Rows from a figure dataset:
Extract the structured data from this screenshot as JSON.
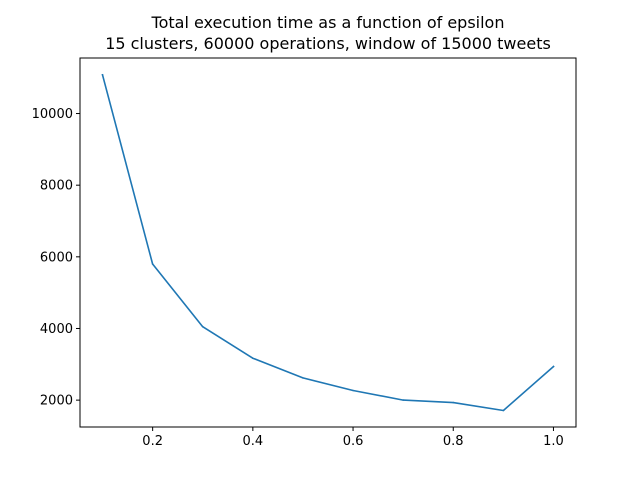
{
  "chart_data": {
    "type": "line",
    "title": "Total execution time as a function of epsilon",
    "subtitle": "15 clusters, 60000 operations, window of 15000 tweets",
    "xlabel": "",
    "ylabel": "",
    "xlim": [
      0.055,
      1.045
    ],
    "ylim": [
      1250,
      11550
    ],
    "xticks": [
      0.2,
      0.4,
      0.6,
      0.8,
      1.0
    ],
    "xtick_labels": [
      "0.2",
      "0.4",
      "0.6",
      "0.8",
      "1.0"
    ],
    "yticks": [
      2000,
      4000,
      6000,
      8000,
      10000
    ],
    "ytick_labels": [
      "2000",
      "4000",
      "6000",
      "8000",
      "10000"
    ],
    "grid": false,
    "legend": "none",
    "series": [
      {
        "color": "#1f77b4",
        "x": [
          0.1,
          0.2,
          0.3,
          0.4,
          0.5,
          0.6,
          0.7,
          0.8,
          0.9,
          1.0
        ],
        "y": [
          11080,
          5800,
          4050,
          3170,
          2620,
          2270,
          2000,
          1930,
          1710,
          2940
        ]
      }
    ]
  }
}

PROBLEM DETAILS: Repeat the material exactly as it reads, without any of its pictures.

EXERCISE RESPONSE:
Extract the structured data from this screenshot as JSON.
{
  "chart_data": {
    "type": "line",
    "title": "Total execution time as a function of epsilon",
    "subtitle": "15 clusters, 60000 operations, window of 15000 tweets",
    "xlabel": "",
    "ylabel": "",
    "xlim": [
      0.055,
      1.045
    ],
    "ylim": [
      1250,
      11550
    ],
    "xticks": [
      0.2,
      0.4,
      0.6,
      0.8,
      1.0
    ],
    "xtick_labels": [
      "0.2",
      "0.4",
      "0.6",
      "0.8",
      "1.0"
    ],
    "yticks": [
      2000,
      4000,
      6000,
      8000,
      10000
    ],
    "ytick_labels": [
      "2000",
      "4000",
      "6000",
      "8000",
      "10000"
    ],
    "grid": false,
    "legend": "none",
    "series": [
      {
        "color": "#1f77b4",
        "x": [
          0.1,
          0.2,
          0.3,
          0.4,
          0.5,
          0.6,
          0.7,
          0.8,
          0.9,
          1.0
        ],
        "y": [
          11080,
          5800,
          4050,
          3170,
          2620,
          2270,
          2000,
          1930,
          1710,
          2940
        ]
      }
    ]
  }
}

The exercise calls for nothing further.